| Exercise objective |
Search the material for the string "your", then report how many lines hold it, with no other text.

| Stored items from a collection |
* * * * * * * * *

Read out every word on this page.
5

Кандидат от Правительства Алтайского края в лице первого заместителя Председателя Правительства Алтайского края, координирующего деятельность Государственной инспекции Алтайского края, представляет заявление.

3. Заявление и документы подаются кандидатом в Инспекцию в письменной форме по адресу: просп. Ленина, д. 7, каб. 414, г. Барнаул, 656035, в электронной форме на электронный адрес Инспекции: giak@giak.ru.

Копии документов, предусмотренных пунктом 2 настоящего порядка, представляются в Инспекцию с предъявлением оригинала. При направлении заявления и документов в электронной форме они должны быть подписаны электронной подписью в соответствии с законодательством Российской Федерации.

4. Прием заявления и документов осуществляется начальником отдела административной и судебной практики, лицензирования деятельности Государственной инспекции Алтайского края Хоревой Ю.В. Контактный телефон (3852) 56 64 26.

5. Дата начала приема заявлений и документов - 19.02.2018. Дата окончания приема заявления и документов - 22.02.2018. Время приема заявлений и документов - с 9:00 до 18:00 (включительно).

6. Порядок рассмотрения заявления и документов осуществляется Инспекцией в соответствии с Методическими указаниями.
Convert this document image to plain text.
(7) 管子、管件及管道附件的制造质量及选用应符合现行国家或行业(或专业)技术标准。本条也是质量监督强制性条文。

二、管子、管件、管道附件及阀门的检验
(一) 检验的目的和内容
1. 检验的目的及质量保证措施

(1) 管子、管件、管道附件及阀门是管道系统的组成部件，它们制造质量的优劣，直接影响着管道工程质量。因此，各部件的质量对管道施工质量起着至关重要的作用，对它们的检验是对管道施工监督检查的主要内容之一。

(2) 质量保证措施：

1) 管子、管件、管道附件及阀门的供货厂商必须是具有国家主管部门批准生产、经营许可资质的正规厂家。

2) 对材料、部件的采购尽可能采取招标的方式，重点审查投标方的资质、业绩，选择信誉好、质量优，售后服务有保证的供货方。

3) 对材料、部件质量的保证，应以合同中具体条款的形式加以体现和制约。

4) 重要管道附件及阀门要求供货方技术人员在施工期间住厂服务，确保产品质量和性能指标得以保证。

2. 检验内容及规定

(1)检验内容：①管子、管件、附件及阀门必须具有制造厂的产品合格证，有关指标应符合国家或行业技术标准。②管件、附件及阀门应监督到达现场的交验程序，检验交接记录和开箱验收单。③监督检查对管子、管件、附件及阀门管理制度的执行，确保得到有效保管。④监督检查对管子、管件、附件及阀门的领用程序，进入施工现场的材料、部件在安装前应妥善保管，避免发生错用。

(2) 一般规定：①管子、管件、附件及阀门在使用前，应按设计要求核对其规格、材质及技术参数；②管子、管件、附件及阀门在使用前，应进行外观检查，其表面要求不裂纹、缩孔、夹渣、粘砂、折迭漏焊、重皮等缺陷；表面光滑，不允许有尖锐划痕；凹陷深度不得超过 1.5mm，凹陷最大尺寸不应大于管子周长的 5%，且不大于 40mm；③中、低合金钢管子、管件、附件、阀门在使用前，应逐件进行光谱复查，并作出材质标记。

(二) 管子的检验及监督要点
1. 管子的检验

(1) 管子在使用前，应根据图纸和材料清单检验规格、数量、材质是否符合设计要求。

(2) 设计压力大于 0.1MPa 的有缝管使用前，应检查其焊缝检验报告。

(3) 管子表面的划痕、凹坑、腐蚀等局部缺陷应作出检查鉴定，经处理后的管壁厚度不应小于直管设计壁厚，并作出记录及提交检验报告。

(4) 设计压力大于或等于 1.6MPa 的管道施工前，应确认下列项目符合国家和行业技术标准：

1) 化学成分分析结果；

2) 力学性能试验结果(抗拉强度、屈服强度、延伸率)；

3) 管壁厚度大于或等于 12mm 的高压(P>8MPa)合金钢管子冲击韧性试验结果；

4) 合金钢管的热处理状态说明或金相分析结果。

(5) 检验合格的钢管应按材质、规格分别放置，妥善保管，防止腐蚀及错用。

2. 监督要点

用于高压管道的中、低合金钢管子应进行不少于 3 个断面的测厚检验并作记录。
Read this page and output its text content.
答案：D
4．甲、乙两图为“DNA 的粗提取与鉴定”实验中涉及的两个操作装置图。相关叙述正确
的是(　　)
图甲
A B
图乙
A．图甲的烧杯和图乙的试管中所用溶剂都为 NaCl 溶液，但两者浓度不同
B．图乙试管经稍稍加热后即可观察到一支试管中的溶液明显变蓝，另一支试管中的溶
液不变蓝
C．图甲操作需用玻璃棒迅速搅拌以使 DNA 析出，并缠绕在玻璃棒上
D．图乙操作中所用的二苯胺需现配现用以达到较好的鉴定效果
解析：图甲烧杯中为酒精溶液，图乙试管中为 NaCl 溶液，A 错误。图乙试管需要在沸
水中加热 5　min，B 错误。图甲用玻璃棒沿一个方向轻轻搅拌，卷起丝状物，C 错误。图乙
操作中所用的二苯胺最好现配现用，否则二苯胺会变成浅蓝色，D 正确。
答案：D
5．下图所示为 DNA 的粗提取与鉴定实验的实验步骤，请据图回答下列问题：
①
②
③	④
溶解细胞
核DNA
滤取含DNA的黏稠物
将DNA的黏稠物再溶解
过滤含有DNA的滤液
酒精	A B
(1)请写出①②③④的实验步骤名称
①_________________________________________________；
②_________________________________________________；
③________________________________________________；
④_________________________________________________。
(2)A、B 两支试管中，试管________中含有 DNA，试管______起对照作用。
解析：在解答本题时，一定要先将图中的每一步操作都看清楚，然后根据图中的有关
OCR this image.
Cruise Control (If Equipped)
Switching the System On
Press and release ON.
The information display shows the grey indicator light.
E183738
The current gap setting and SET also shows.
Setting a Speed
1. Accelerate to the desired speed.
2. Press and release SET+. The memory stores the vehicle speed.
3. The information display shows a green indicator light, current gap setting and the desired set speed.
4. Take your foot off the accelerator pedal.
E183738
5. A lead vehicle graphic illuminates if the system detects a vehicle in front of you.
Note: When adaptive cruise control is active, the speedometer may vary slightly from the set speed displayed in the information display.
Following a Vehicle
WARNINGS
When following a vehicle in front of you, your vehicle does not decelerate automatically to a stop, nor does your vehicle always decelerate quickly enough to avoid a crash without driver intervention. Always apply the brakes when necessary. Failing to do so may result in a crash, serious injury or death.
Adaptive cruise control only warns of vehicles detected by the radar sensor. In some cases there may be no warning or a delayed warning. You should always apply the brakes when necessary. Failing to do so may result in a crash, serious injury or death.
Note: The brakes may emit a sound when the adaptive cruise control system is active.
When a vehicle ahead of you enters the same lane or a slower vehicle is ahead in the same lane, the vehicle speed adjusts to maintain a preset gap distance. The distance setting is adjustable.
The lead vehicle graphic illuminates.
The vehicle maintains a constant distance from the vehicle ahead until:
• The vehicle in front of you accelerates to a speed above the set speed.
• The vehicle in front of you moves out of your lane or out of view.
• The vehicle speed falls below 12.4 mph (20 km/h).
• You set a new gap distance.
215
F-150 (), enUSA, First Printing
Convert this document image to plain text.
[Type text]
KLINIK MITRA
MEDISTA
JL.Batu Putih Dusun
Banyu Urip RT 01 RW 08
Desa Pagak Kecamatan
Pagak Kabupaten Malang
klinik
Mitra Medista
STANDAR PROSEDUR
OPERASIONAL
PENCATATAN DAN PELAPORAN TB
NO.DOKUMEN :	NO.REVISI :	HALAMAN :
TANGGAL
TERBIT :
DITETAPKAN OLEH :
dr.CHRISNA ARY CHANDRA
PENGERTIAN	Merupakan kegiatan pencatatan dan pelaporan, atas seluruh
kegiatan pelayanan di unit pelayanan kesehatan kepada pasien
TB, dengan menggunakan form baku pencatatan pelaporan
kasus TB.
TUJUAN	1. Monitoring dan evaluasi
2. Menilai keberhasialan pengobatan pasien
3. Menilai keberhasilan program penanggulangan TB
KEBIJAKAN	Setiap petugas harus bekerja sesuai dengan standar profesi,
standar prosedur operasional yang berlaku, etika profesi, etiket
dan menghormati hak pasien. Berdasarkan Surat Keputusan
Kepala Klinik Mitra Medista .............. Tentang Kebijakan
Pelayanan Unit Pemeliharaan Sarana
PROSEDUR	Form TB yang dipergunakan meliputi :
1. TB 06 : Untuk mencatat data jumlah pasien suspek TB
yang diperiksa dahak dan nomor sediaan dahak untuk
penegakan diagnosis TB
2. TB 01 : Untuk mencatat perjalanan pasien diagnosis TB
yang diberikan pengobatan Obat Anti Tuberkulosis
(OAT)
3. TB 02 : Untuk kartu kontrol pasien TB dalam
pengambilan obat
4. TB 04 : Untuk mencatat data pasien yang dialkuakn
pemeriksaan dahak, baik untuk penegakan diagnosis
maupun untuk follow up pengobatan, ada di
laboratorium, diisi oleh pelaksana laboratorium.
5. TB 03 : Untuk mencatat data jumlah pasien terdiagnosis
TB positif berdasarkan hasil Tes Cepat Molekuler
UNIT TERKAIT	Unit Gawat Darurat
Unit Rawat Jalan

* * * * * * * * *

| Exercise answer |
3